____ MATERIAL PROVIDED
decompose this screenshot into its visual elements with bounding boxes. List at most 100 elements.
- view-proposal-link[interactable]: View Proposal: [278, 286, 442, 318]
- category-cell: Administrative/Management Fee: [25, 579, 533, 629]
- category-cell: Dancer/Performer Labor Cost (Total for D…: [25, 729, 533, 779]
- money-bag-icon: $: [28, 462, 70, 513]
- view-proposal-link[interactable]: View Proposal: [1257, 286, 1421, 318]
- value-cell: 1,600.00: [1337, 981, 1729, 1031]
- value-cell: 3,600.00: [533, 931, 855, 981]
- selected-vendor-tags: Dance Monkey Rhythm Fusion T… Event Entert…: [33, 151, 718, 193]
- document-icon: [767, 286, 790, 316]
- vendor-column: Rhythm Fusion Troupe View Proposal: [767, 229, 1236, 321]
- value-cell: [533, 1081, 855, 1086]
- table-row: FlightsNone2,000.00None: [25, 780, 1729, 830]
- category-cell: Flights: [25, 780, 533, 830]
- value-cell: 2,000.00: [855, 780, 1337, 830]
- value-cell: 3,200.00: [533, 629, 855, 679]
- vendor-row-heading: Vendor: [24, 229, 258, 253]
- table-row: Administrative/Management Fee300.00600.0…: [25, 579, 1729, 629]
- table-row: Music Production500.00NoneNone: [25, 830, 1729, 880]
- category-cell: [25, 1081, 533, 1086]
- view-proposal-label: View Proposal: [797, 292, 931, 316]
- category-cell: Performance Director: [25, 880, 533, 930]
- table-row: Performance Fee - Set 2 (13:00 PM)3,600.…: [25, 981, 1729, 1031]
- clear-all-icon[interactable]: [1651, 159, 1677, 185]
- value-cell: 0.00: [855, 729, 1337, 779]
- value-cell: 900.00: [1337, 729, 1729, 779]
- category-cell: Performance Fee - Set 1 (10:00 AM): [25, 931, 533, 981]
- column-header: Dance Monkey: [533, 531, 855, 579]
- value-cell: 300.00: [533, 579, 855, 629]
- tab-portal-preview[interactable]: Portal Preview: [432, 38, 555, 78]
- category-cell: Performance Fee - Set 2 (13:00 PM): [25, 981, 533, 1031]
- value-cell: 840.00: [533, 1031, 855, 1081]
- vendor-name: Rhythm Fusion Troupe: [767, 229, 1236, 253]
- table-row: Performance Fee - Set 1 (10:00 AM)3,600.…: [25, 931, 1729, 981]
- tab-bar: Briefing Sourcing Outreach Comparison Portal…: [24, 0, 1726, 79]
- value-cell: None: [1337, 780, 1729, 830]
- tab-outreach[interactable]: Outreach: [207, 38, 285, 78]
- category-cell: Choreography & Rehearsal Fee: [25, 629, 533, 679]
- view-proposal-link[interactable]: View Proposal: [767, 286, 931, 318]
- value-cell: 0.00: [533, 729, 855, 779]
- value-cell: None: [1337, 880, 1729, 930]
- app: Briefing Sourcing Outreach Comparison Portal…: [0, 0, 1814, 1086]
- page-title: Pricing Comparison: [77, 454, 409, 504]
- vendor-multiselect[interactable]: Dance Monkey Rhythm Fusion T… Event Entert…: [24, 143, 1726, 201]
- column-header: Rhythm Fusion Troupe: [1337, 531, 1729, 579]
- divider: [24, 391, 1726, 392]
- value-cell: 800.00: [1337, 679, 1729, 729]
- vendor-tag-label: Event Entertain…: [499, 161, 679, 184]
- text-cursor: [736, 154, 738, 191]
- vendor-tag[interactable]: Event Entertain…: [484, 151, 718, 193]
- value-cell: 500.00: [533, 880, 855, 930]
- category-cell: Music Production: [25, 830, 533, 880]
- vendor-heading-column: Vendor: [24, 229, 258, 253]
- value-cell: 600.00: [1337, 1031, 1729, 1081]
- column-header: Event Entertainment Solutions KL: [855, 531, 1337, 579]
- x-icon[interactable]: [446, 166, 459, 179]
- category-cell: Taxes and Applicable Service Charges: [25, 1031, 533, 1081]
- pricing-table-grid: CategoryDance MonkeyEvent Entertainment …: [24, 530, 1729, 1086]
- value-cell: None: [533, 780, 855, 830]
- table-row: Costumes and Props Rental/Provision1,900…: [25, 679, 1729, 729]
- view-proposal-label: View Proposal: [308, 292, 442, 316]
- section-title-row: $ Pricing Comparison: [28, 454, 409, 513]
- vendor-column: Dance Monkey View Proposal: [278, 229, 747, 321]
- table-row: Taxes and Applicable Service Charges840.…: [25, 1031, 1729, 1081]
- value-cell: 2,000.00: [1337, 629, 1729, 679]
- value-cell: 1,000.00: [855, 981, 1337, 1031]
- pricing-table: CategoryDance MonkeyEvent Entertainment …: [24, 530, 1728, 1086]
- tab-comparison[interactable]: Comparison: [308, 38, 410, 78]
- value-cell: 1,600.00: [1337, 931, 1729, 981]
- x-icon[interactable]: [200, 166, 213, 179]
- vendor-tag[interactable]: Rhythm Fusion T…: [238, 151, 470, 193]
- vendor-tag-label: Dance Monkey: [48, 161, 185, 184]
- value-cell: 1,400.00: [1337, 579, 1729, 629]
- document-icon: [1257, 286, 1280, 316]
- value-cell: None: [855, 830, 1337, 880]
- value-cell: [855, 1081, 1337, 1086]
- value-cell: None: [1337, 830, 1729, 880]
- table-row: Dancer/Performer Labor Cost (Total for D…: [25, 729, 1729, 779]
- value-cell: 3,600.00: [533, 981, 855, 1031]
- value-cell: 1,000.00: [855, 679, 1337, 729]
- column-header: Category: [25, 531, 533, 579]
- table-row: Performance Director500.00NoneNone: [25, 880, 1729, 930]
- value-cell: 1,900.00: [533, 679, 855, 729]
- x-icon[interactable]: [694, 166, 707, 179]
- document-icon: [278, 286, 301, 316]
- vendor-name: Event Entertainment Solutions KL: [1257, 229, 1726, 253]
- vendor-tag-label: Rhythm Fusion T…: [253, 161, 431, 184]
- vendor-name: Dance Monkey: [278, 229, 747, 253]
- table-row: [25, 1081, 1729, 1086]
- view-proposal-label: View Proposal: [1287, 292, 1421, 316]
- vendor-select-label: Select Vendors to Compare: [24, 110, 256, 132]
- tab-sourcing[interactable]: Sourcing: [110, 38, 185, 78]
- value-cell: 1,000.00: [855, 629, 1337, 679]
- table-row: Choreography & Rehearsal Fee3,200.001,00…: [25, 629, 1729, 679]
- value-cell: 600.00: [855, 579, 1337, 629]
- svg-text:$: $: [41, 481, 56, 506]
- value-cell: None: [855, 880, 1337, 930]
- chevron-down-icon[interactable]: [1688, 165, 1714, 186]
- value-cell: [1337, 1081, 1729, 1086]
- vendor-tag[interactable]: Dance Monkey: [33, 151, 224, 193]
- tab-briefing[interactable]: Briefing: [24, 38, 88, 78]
________
Locate each line in the records above that contains the string "Dancer" and copy it in full. Treat the match as case-sensitive.

THE ANSWER:
- category-cell: Dancer/Performer Labor Cost (Total for D…: [25, 729, 533, 779]
- table-row: Dancer/Performer Labor Cost (Total for D…: [25, 729, 1729, 779]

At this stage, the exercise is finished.